Restate the whole of the material. Keep every word, and drop the pictures.

═══ Record set

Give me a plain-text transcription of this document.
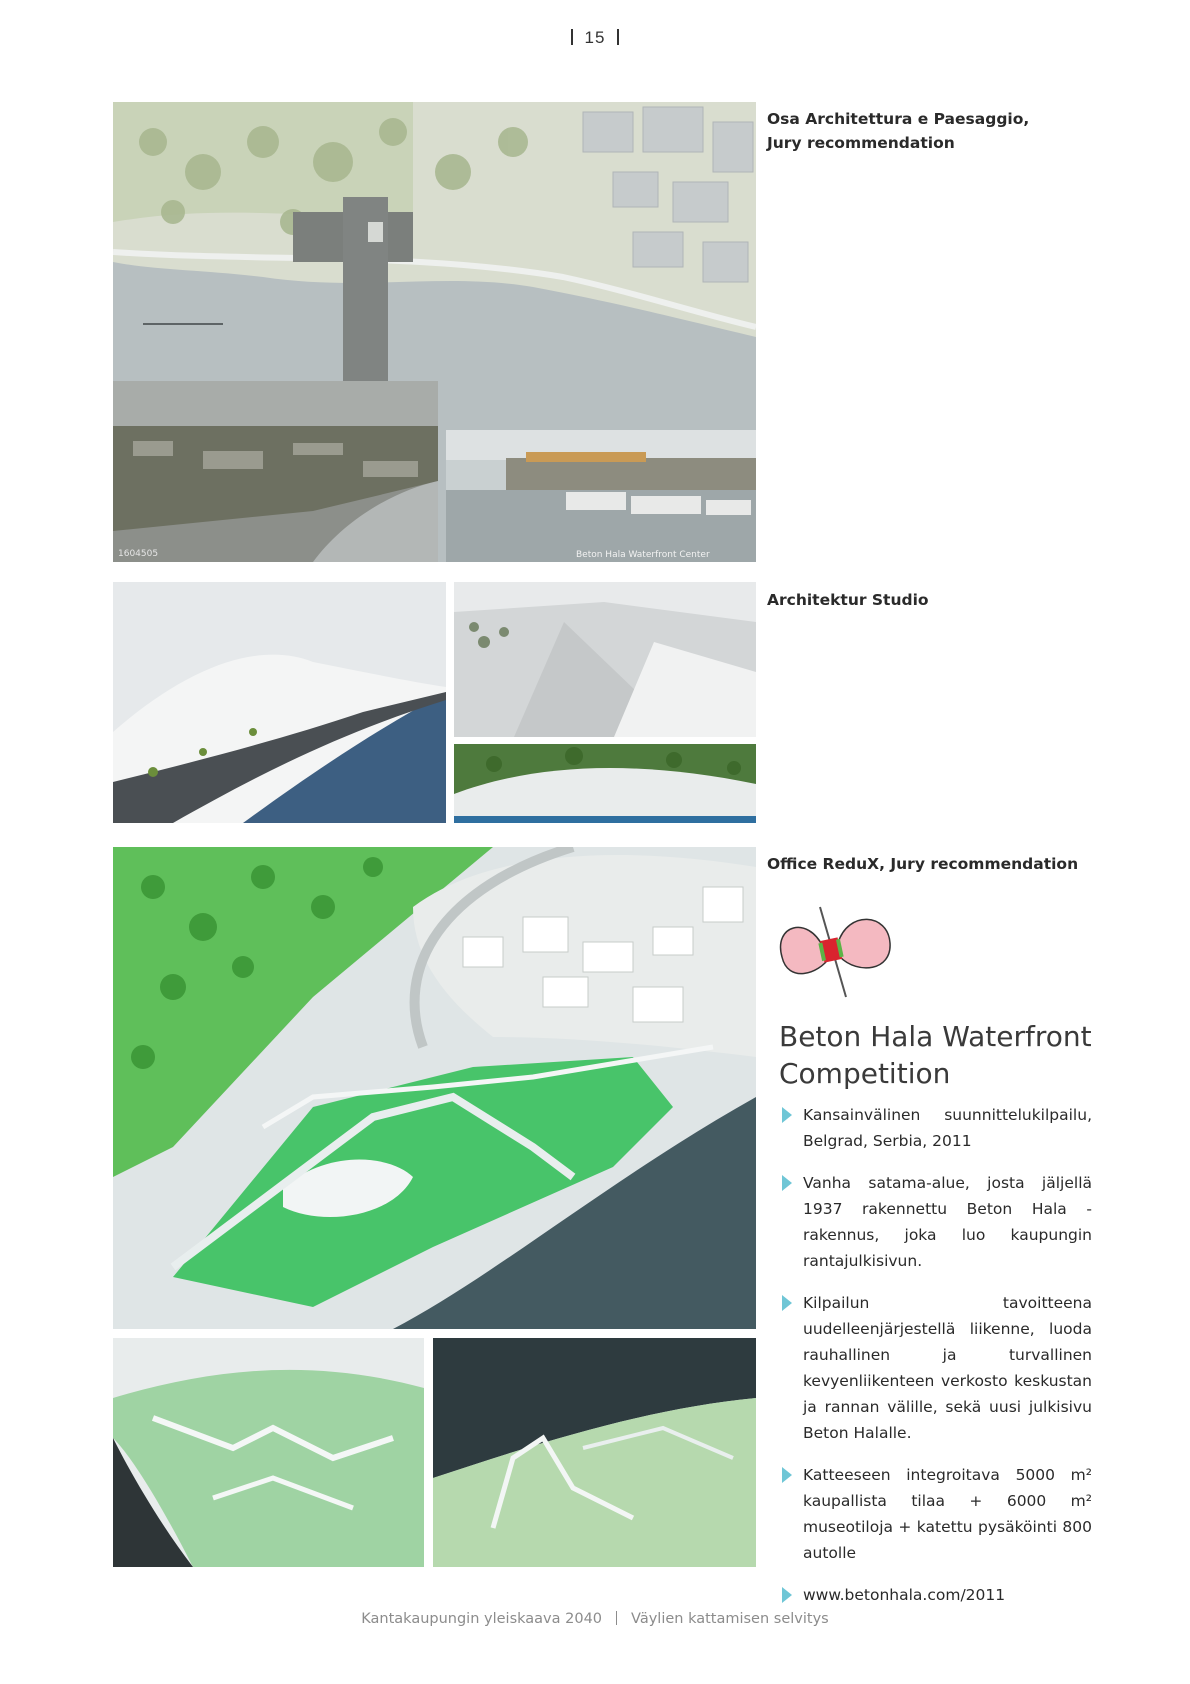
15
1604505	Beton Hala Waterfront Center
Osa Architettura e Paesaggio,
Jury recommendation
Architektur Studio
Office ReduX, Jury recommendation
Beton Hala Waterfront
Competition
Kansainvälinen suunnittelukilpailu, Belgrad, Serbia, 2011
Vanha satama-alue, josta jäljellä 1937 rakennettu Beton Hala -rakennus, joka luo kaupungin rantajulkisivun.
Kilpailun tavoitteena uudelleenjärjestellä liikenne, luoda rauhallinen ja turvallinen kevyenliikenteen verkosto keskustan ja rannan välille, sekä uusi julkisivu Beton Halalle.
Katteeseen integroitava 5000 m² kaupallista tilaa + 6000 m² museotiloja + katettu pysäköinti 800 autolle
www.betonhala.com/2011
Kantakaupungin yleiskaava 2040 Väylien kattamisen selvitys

══════

Exercise output:
Give me a plain-text transcription of this document.
15
1604505	Beton Hala Waterfront Center
Osa Architettura e Paesaggio,
Jury recommendation
Architektur Studio
Office ReduX, Jury recommendation
Beton Hala Waterfront
Competition
Kansainvälinen suunnittelukilpailu, Belgrad, Serbia, 2011
Vanha satama-alue, josta jäljellä 1937 rakennettu Beton Hala -rakennus, joka luo kaupungin rantajulkisivun.
Kilpailun tavoitteena uudelleenjärjestellä liikenne, luoda rauhallinen ja turvallinen kevyenliikenteen verkosto keskustan ja rannan välille, sekä uusi julkisivu Beton Halalle.
Katteeseen integroitava 5000 m² kaupallista tilaa + 6000 m² museotiloja + katettu pysäköinti 800 autolle
www.betonhala.com/2011
Kantakaupungin yleiskaava 2040 Väylien kattamisen selvitys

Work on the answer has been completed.